Consigne —
D'après l'extrait consacré à Krugman et à l'austérité, sur combien d'épisodes d'austérité budgétaire ont porté les travaux des chercheurs du FMI ?

Krugman revient ensuite sur l’explication de la bascule en 2010-2011 du gros de l’élite mondiale des décideurs, banquiers et fonctionnaires du Trésor, en faveur de mesures restrictives, cela malgré le chômage de masse, qu’il relie alors à la croyance que l’austérité puisse avoir un effet expansif. Il y a deux voies possibles par lesquelles la réduction des déficits serait susceptible de stimuler la demande, soit l’anticipation d’une baisse des taux d’intérêt, soit celle d’une baisse de impôts. Il est toutefois très peu plausible, explique Krugman, que ces effets compensent l’effet direct de réduction des dépenses dans des économies aussi déprimées que celles que nous connaissons actuellement. La croyance contraire a pu s’appuyer, un court instant, sur un article d’un économiste d‘Harvard Alberto Alesina, dont les “austériens” se sont alors emparés avec empressement. Mais cette hypothèse a été rapidement contredite par des chercheurs du FMI travaillant sur 173 épisodes d’austérité budgétaire dans les pays développés entre 1978 et 2009, dont Krugman note qu’ils sous-estimaient toutefois encore le problème de la trappe à liquidité et donc l’impossibilité, dans la situation présente, de compenser cette austérité par la politique monétaire. L’exemple de la Grande-Bretagne et des résultats de la politique menée par D. Cameron ne plaide pas non plus en faveur de cette hypothèse. Cela dit, ce mythe justifie, au nom de la « fée confiance », de donner un droit de veto aux groupes de pression des affaires sur l’action gouvernementale, et il participe ainsi d’une très efficace défense de leurs intérêts, ce qui explique sa résistance à toute démonstration contraire.

Données fournies —
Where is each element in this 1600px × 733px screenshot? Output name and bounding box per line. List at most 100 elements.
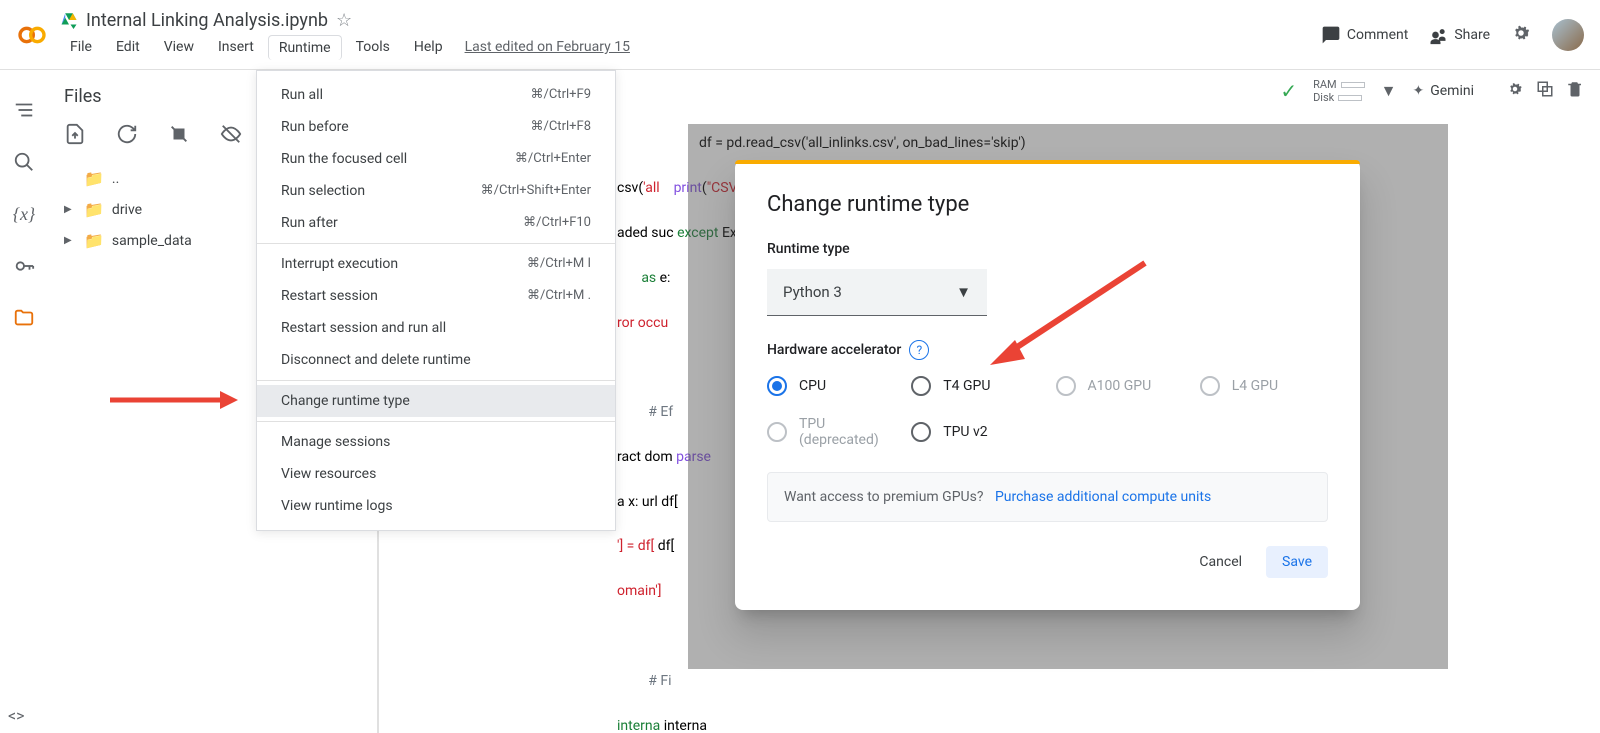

Solution —
Sur 173 épisodes, survenus dans les pays développés entre 1978 et 2009.